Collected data
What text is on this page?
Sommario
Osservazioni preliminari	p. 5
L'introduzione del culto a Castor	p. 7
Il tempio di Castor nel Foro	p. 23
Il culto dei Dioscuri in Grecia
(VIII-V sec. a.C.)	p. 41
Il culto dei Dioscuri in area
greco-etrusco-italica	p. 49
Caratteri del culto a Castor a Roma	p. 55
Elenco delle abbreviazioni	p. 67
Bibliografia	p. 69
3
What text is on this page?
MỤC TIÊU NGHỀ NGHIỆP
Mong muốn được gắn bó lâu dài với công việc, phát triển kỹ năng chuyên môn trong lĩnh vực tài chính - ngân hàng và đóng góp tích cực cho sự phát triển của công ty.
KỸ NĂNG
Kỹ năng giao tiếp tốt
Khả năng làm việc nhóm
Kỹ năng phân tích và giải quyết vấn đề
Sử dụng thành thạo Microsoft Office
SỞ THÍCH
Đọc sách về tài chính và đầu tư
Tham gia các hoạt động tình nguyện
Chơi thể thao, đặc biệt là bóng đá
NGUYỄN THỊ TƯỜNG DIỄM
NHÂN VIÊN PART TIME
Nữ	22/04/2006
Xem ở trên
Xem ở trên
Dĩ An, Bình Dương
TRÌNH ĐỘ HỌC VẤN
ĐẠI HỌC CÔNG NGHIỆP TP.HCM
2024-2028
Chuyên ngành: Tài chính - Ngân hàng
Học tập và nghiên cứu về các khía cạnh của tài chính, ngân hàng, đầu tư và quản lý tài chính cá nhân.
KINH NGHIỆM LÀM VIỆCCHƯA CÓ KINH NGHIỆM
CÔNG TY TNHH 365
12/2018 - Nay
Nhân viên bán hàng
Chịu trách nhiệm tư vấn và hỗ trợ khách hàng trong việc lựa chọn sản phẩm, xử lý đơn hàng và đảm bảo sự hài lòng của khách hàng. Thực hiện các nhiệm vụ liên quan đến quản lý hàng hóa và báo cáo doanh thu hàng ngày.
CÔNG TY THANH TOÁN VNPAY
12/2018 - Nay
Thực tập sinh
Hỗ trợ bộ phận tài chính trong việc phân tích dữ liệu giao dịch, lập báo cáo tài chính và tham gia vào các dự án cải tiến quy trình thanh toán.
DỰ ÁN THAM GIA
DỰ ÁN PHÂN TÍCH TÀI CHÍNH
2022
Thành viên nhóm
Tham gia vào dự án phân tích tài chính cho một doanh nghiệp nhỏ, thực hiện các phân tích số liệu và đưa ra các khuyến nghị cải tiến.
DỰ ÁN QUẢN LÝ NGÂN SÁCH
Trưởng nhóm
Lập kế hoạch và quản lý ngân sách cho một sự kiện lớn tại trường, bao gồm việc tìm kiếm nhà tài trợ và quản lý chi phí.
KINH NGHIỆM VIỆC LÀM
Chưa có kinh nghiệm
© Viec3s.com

- **YOUR GOAL**
Reproduce the whole listing word for word.

- **FULL RESPONSE**
What text is on this page?
Sommario
Osservazioni preliminari	p. 5
L'introduzione del culto a Castor	p. 7
Il tempio di Castor nel Foro	p. 23
Il culto dei Dioscuri in Grecia
(VIII-V sec. a.C.)	p. 41
Il culto dei Dioscuri in area
greco-etrusco-italica	p. 49
Caratteri del culto a Castor a Roma	p. 55
Elenco delle abbreviazioni	p. 67
Bibliografia	p. 69
3
What text is on this page?
MỤC TIÊU NGHỀ NGHIỆP
Mong muốn được gắn bó lâu dài với công việc, phát triển kỹ năng chuyên môn trong lĩnh vực tài chính - ngân hàng và đóng góp tích cực cho sự phát triển của công ty.
KỸ NĂNG
Kỹ năng giao tiếp tốt
Khả năng làm việc nhóm
Kỹ năng phân tích và giải quyết vấn đề
Sử dụng thành thạo Microsoft Office
SỞ THÍCH
Đọc sách về tài chính và đầu tư
Tham gia các hoạt động tình nguyện
Chơi thể thao, đặc biệt là bóng đá
NGUYỄN THỊ TƯỜNG DIỄM
NHÂN VIÊN PART TIME
Nữ	22/04/2006
Xem ở trên
Xem ở trên
Dĩ An, Bình Dương
TRÌNH ĐỘ HỌC VẤN
ĐẠI HỌC CÔNG NGHIỆP TP.HCM
2024-2028
Chuyên ngành: Tài chính - Ngân hàng
Học tập và nghiên cứu về các khía cạnh của tài chính, ngân hàng, đầu tư và quản lý tài chính cá nhân.
KINH NGHIỆM LÀM VIỆCCHƯA CÓ KINH NGHIỆM
CÔNG TY TNHH 365
12/2018 - Nay
Nhân viên bán hàng
Chịu trách nhiệm tư vấn và hỗ trợ khách hàng trong việc lựa chọn sản phẩm, xử lý đơn hàng và đảm bảo sự hài lòng của khách hàng. Thực hiện các nhiệm vụ liên quan đến quản lý hàng hóa và báo cáo doanh thu hàng ngày.
CÔNG TY THANH TOÁN VNPAY
12/2018 - Nay
Thực tập sinh
Hỗ trợ bộ phận tài chính trong việc phân tích dữ liệu giao dịch, lập báo cáo tài chính và tham gia vào các dự án cải tiến quy trình thanh toán.
DỰ ÁN THAM GIA
DỰ ÁN PHÂN TÍCH TÀI CHÍNH
2022
Thành viên nhóm
Tham gia vào dự án phân tích tài chính cho một doanh nghiệp nhỏ, thực hiện các phân tích số liệu và đưa ra các khuyến nghị cải tiến.
DỰ ÁN QUẢN LÝ NGÂN SÁCH
Trưởng nhóm
Lập kế hoạch và quản lý ngân sách cho một sự kiện lớn tại trường, bao gồm việc tìm kiếm nhà tài trợ và quản lý chi phí.
KINH NGHIỆM VIỆC LÀM
Chưa có kinh nghiệm
© Viec3s.com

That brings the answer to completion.